#### Material provided:
•••••
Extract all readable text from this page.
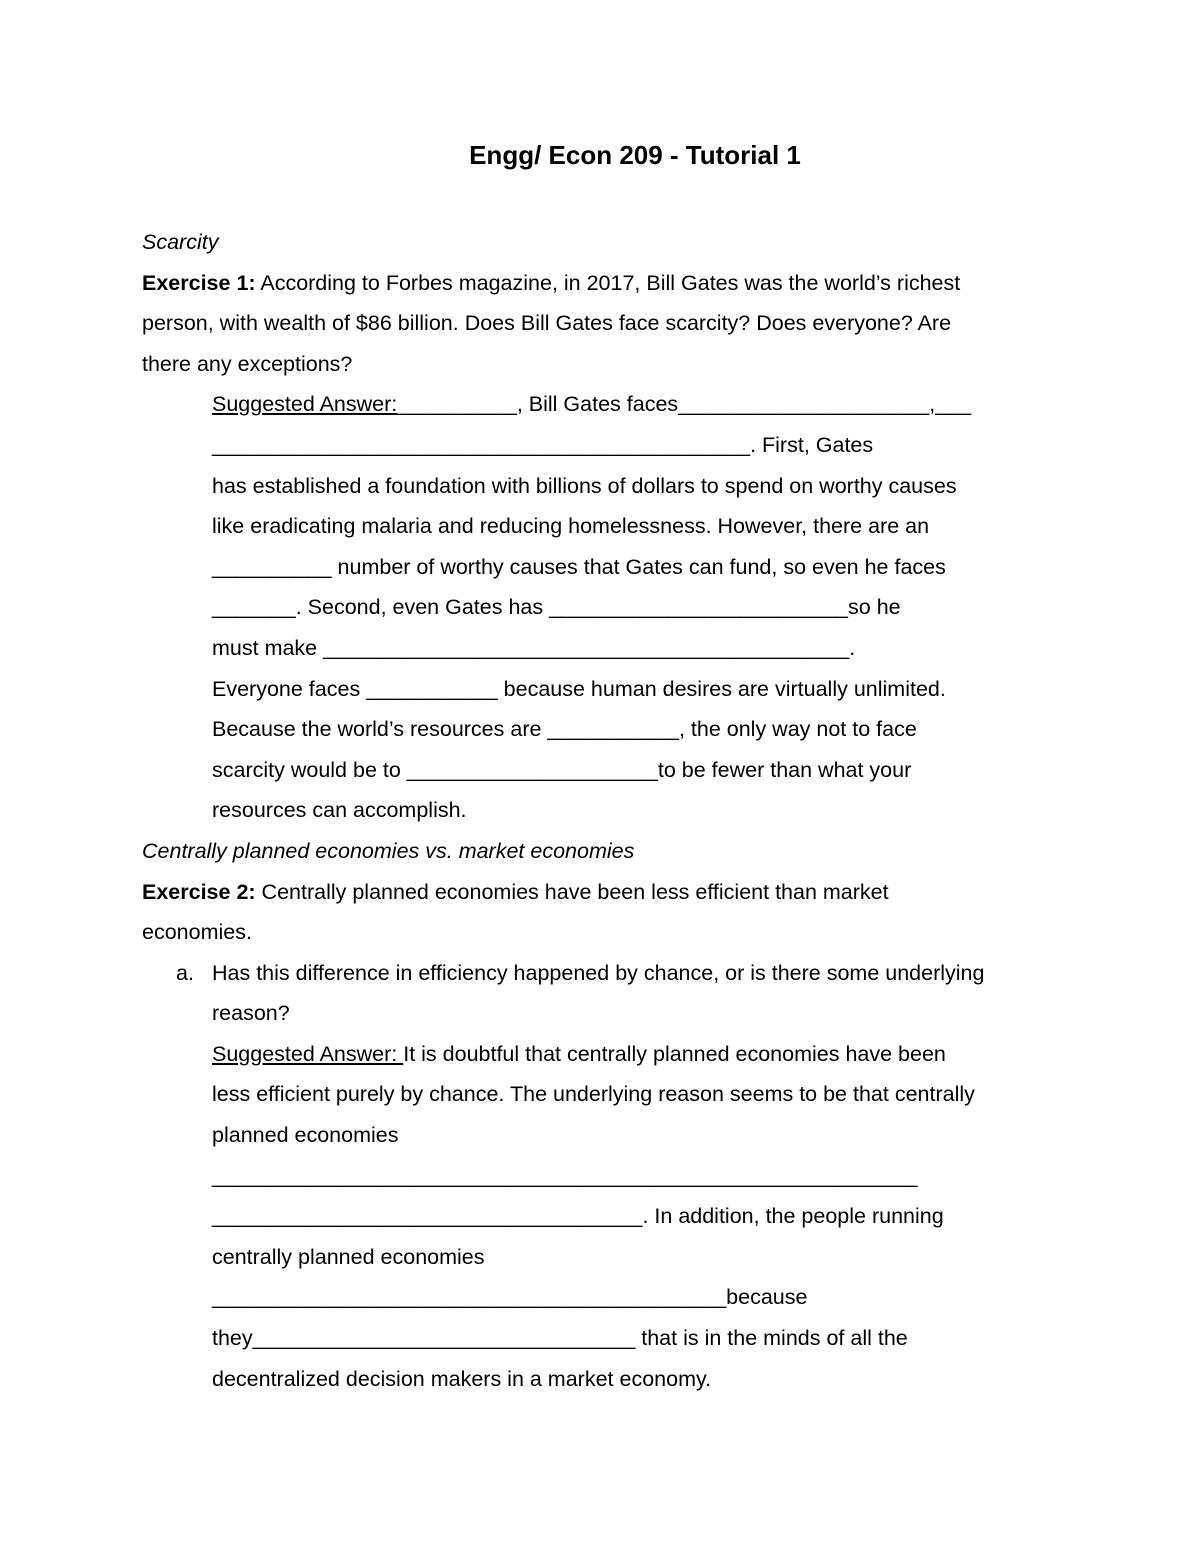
Engg/ Econ 209 - Tutorial 1
Scarcity
Exercise 1: According to Forbes magazine, in 2017, Bill Gates was the world’s richest
person, with wealth of $86 billion. Does Bill Gates face scarcity? Does everyone? Are
there any exceptions?
Suggested Answer:__________, Bill Gates faces_____________________,___
_____________________________________________. First, Gates
has established a foundation with billions of dollars to spend on worthy causes
like eradicating malaria and reducing homelessness. However, there are an
__________ number of worthy causes that Gates can fund, so even he faces
_______. Second, even Gates has _________________________so he
must make ____________________________________________.
Everyone faces ___________ because human desires are virtually unlimited.
Because the world’s resources are ___________, the only way not to face
scarcity would be to _____________________to be fewer than what your
resources can accomplish.
Centrally planned economies vs. market economies
Exercise 2: Centrally planned economies have been less efficient than market
economies.
a. Has this difference in efficiency happened by chance, or is there some underlying
reason?
Suggested Answer: It is doubtful that centrally planned economies have been
less efficient purely by chance. The underlying reason seems to be that centrally
planned economies
___________________________________________________________
____________________________________. In addition, the people running
centrally planned economies
___________________________________________because
they________________________________ that is in the minds of all the
decentralized decision makers in a market economy.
•••••
#### What is expected:
In the material above, find the lines that contain "efficient" and show them.

#### Exercise response:
Exercise 2: Centrally planned economies have been less efficient than market
less efficient purely by chance. The underlying reason seems to be that centrally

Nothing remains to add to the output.